Problem to solve » Check every line for the word "rail" and state how many lines have it. Reply with the number alone.

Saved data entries
====================

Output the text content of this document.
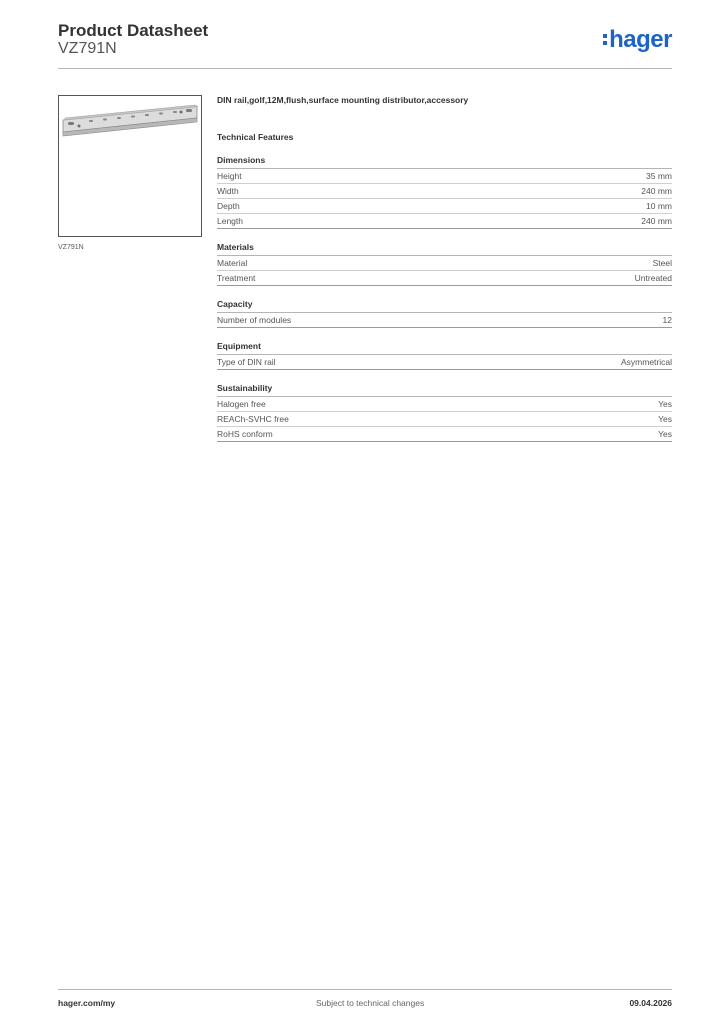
Product Datasheet
VZ791N	hager
VZ791N
DIN rail,golf,12M,flush,surface mounting distributor,accessory
Technical Features
Dimensions
Height	35 mm
Width	240 mm
Depth	10 mm
Length	240 mm
Materials
Material	Steel
Treatment	Untreated
Capacity
Number of modules	12
Equipment
Type of DIN rail	Asymmetrical
Sustainability
Halogen free	Yes
REACh-SVHC free	Yes
RoHS conform	Yes
hager.com/my	Subject to technical changes	09.04.2026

====================

Full solution » 2